[ENTRIES]:
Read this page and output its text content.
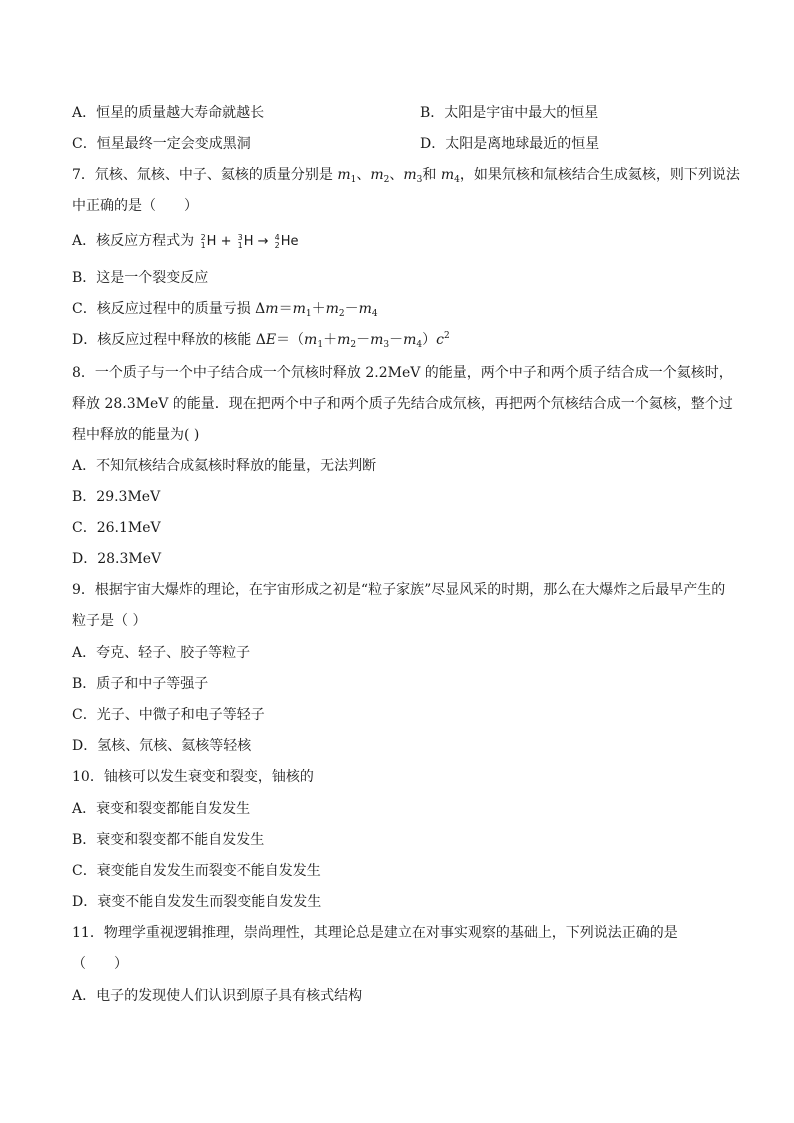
A．恒星的质量越大寿命就越长	B．太阳是宇宙中最大的恒星
C．恒星最终一定会变成黑洞	D．太阳是离地球最近的恒星
7．氘核、氚核、中子、氦核的质量分别是 $m_1$、$m_2$、$m_3$和 $m_4$，如果氘核和氚核结合生成氦核，则下列说法
中正确的是（　　）
A．核反应方程式为 2
1 H + 3
1 H → 4
2 He
B．这是一个裂变反应
C．核反应过程中的质量亏损 $\Delta m=m_1+m_2-m_4$
D．核反应过程中释放的核能 $\Delta E=(m_1+m_2-m_3-m_4)c^2$
8．一个质子与一个中子结合成一个氘核时释放 2.2MeV 的能量，两个中子和两个质子结合成一个氦核时，
释放 28.3MeV 的能量．现在把两个中子和两个质子先结合成氘核，再把两个氘核结合成一个氦核，整个过
程中释放的能量为( )
A．不知氘核结合成氦核时释放的能量，无法判断
B．29.3MeV
C．26.1MeV
D．28.3MeV
9．根据宇宙大爆炸的理论，在宇宙形成之初是“粒子家族”尽显风采的时期，那么在大爆炸之后最早产生的
粒子是（ ）
A．夸克、轻子、胶子等粒子
B．质子和中子等强子
C．光子、中微子和电子等轻子
D．氢核、氘核、氦核等轻核
10．铀核可以发生衰变和裂变，铀核的
A．衰变和裂变都能自发发生
B．衰变和裂变都不能自发发生
C．衰变能自发发生而裂变不能自发发生
D．衰变不能自发发生而裂变能自发发生
11．物理学重视逻辑推理，崇尚理性，其理论总是建立在对事实观察的基础上，下列说法正确的是
（　　）
A．电子的发现使人们认识到原子具有核式结构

[WHAT YOU SHOULD DO]: Every entry above is to be set down exactly; the pictures are to be left out.

[TASK RESPONSE]:
Read this page and output its text content.
A．恒星的质量越大寿命就越长	B．太阳是宇宙中最大的恒星
C．恒星最终一定会变成黑洞	D．太阳是离地球最近的恒星
7．氘核、氚核、中子、氦核的质量分别是 $m_1$、$m_2$、$m_3$和 $m_4$，如果氘核和氚核结合生成氦核，则下列说法
中正确的是（　　）
A．核反应方程式为 2
1 H + 3
1 H → 4
2 He
B．这是一个裂变反应
C．核反应过程中的质量亏损 $\Delta m=m_1+m_2-m_4$
D．核反应过程中释放的核能 $\Delta E=(m_1+m_2-m_3-m_4)c^2$
8．一个质子与一个中子结合成一个氘核时释放 2.2MeV 的能量，两个中子和两个质子结合成一个氦核时，
释放 28.3MeV 的能量．现在把两个中子和两个质子先结合成氘核，再把两个氘核结合成一个氦核，整个过
程中释放的能量为( )
A．不知氘核结合成氦核时释放的能量，无法判断
B．29.3MeV
C．26.1MeV
D．28.3MeV
9．根据宇宙大爆炸的理论，在宇宙形成之初是“粒子家族”尽显风采的时期，那么在大爆炸之后最早产生的
粒子是（ ）
A．夸克、轻子、胶子等粒子
B．质子和中子等强子
C．光子、中微子和电子等轻子
D．氢核、氘核、氦核等轻核
10．铀核可以发生衰变和裂变，铀核的
A．衰变和裂变都能自发发生
B．衰变和裂变都不能自发发生
C．衰变能自发发生而裂变不能自发发生
D．衰变不能自发发生而裂变能自发发生
11．物理学重视逻辑推理，崇尚理性，其理论总是建立在对事实观察的基础上，下列说法正确的是
（　　）
A．电子的发现使人们认识到原子具有核式结构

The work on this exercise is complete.